Provided data —
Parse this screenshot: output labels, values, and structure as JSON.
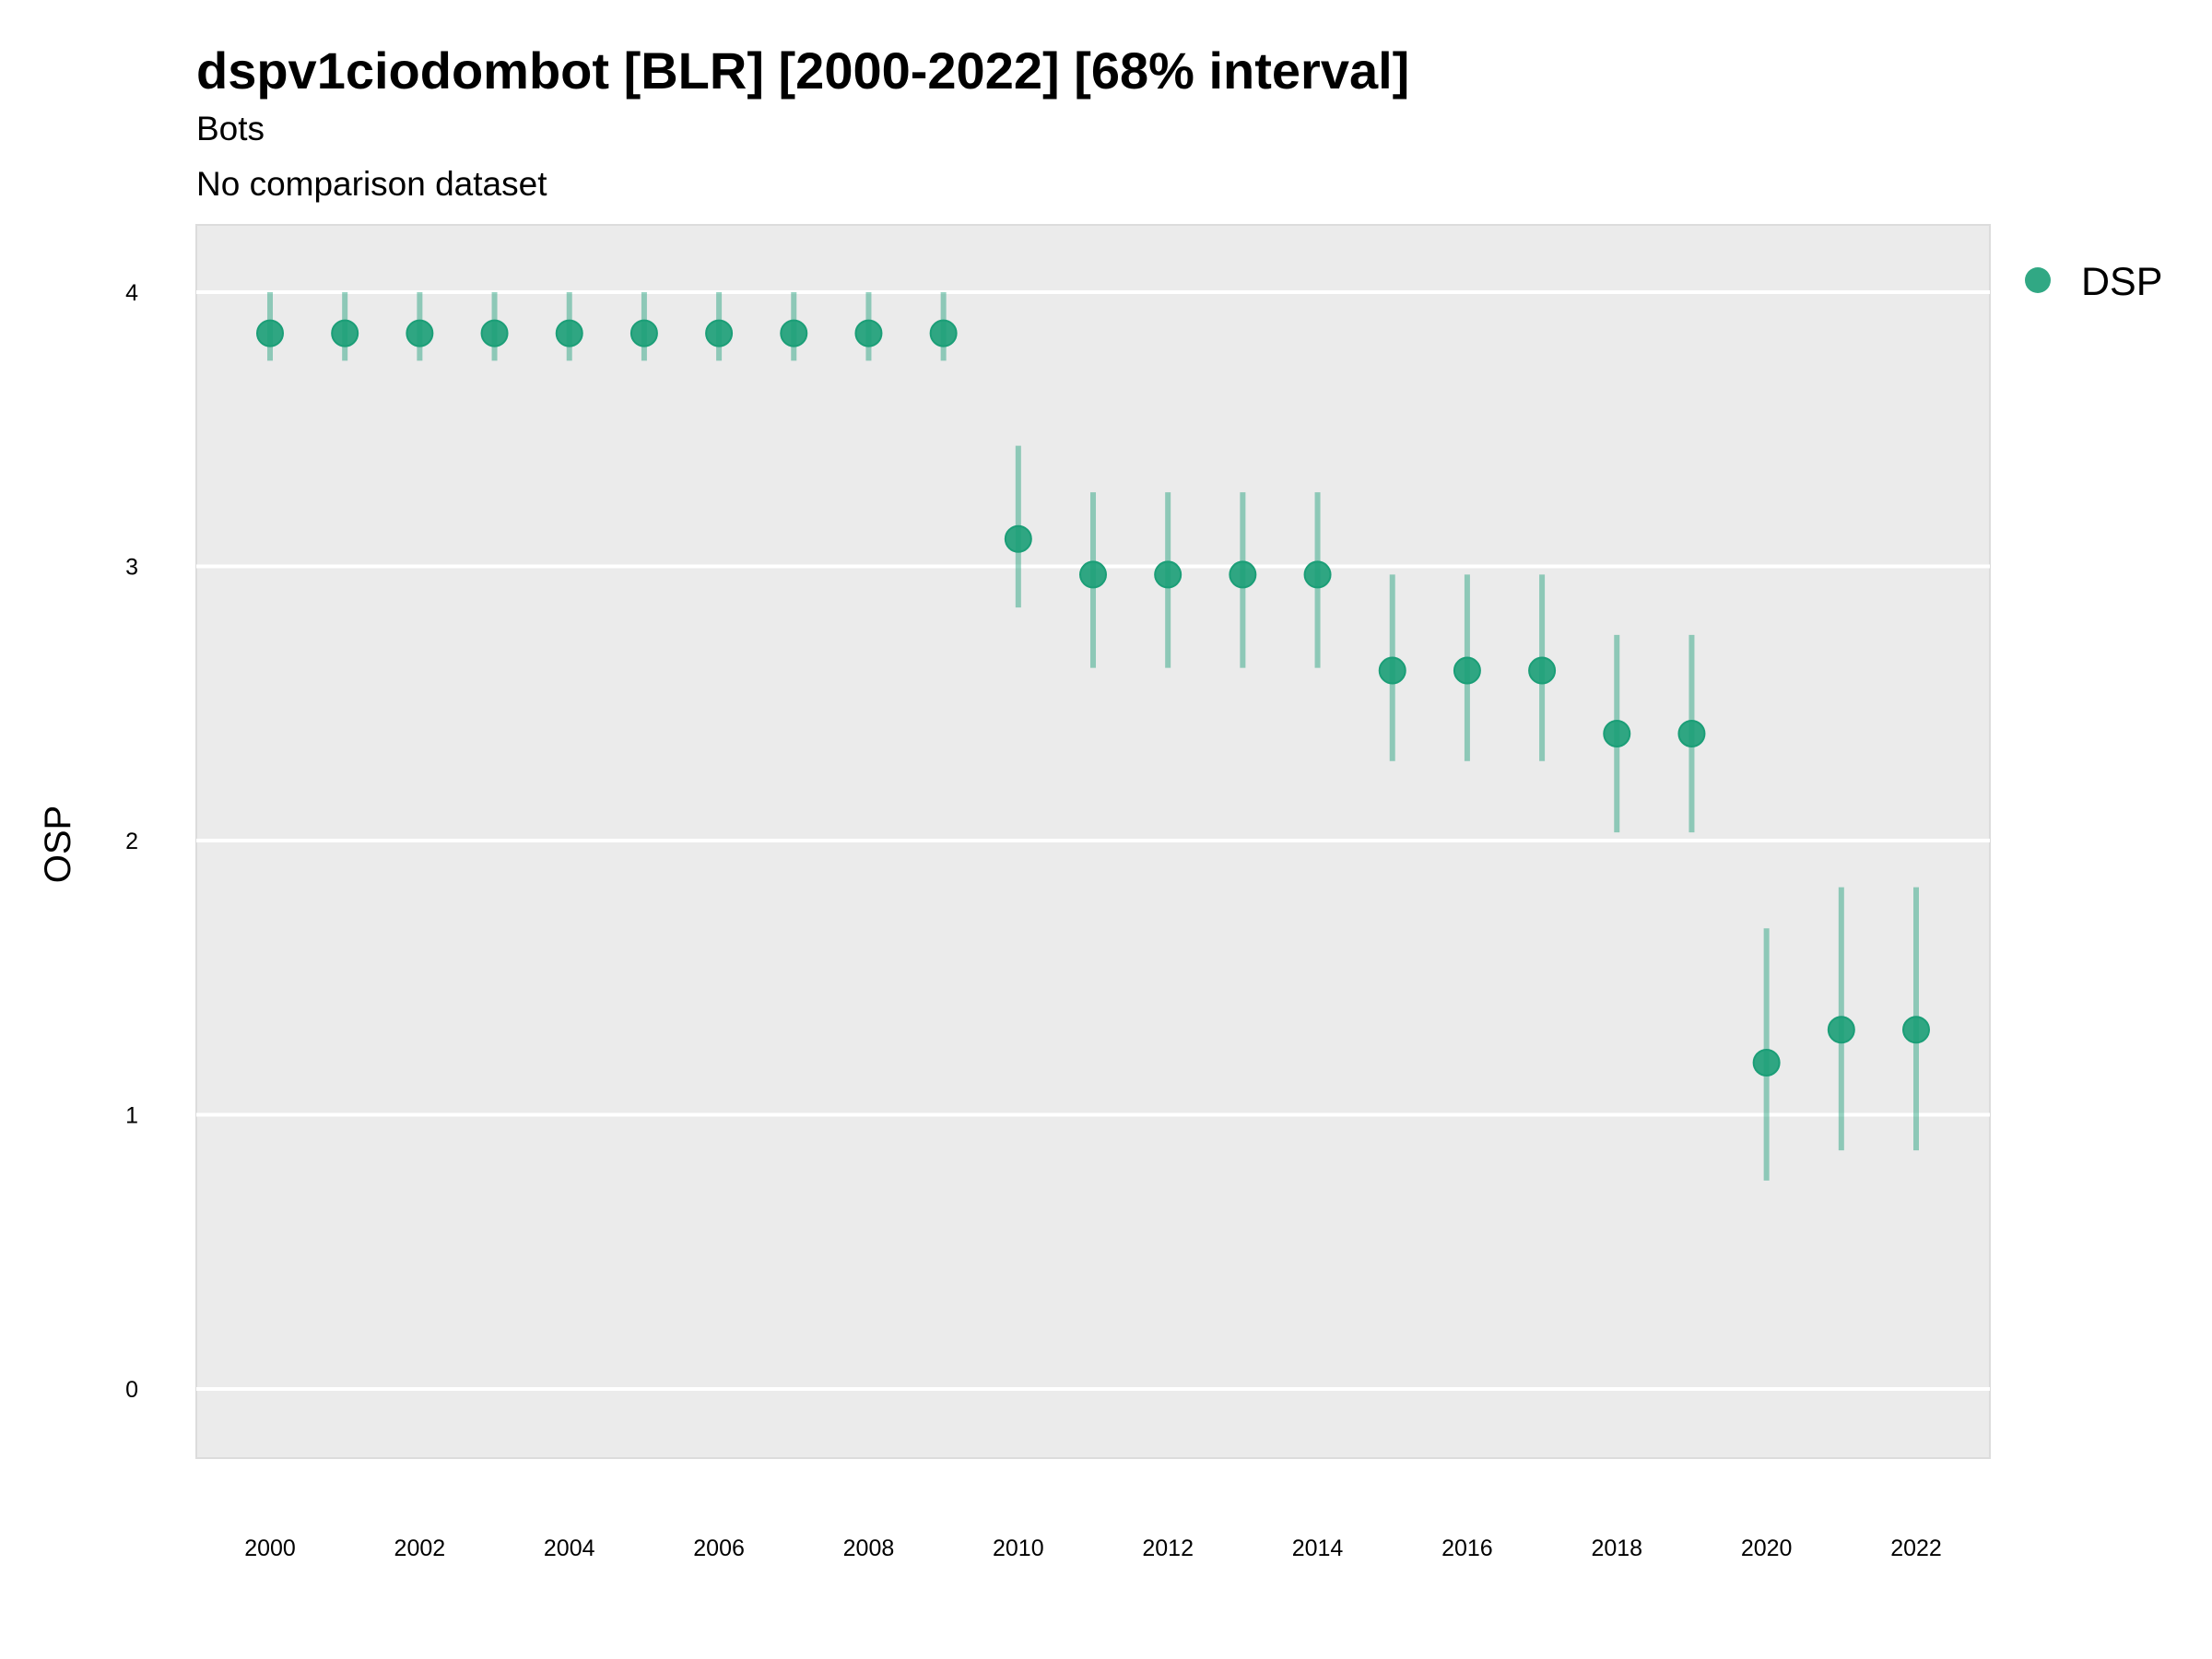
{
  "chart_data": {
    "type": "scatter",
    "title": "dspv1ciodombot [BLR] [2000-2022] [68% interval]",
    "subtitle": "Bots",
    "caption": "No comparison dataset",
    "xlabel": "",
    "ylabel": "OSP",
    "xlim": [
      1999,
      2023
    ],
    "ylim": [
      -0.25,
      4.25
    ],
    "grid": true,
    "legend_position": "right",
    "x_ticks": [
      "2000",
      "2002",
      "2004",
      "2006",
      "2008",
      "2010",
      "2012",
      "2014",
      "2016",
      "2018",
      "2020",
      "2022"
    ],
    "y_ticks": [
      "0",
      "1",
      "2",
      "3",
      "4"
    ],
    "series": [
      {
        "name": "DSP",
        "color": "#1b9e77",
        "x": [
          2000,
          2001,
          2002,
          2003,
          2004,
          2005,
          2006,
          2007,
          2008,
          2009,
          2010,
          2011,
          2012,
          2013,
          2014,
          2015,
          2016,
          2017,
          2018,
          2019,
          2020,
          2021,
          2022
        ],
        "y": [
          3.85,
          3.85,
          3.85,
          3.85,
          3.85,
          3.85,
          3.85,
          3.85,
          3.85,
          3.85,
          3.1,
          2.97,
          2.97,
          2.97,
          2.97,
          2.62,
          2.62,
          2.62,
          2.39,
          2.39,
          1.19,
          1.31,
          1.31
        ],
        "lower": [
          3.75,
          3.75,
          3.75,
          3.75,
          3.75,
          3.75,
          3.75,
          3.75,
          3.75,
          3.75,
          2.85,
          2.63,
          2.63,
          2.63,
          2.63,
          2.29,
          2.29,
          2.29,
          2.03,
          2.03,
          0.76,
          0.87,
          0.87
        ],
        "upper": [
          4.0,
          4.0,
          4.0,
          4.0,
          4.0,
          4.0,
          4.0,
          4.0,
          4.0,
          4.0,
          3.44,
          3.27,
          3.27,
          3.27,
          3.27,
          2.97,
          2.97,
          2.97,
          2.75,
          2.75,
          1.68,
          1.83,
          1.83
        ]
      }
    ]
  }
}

Set problem — Write the records out once more, exactly as they appear, with no pictures.

Correct output —
Parse this screenshot: output labels, values, and structure as JSON.
{
  "chart_data": {
    "type": "scatter",
    "title": "dspv1ciodombot [BLR] [2000-2022] [68% interval]",
    "subtitle": "Bots",
    "caption": "No comparison dataset",
    "xlabel": "",
    "ylabel": "OSP",
    "xlim": [
      1999,
      2023
    ],
    "ylim": [
      -0.25,
      4.25
    ],
    "grid": true,
    "legend_position": "right",
    "x_ticks": [
      "2000",
      "2002",
      "2004",
      "2006",
      "2008",
      "2010",
      "2012",
      "2014",
      "2016",
      "2018",
      "2020",
      "2022"
    ],
    "y_ticks": [
      "0",
      "1",
      "2",
      "3",
      "4"
    ],
    "series": [
      {
        "name": "DSP",
        "color": "#1b9e77",
        "x": [
          2000,
          2001,
          2002,
          2003,
          2004,
          2005,
          2006,
          2007,
          2008,
          2009,
          2010,
          2011,
          2012,
          2013,
          2014,
          2015,
          2016,
          2017,
          2018,
          2019,
          2020,
          2021,
          2022
        ],
        "y": [
          3.85,
          3.85,
          3.85,
          3.85,
          3.85,
          3.85,
          3.85,
          3.85,
          3.85,
          3.85,
          3.1,
          2.97,
          2.97,
          2.97,
          2.97,
          2.62,
          2.62,
          2.62,
          2.39,
          2.39,
          1.19,
          1.31,
          1.31
        ],
        "lower": [
          3.75,
          3.75,
          3.75,
          3.75,
          3.75,
          3.75,
          3.75,
          3.75,
          3.75,
          3.75,
          2.85,
          2.63,
          2.63,
          2.63,
          2.63,
          2.29,
          2.29,
          2.29,
          2.03,
          2.03,
          0.76,
          0.87,
          0.87
        ],
        "upper": [
          4.0,
          4.0,
          4.0,
          4.0,
          4.0,
          4.0,
          4.0,
          4.0,
          4.0,
          4.0,
          3.44,
          3.27,
          3.27,
          3.27,
          3.27,
          2.97,
          2.97,
          2.97,
          2.75,
          2.75,
          1.68,
          1.83,
          1.83
        ]
      }
    ]
  }
}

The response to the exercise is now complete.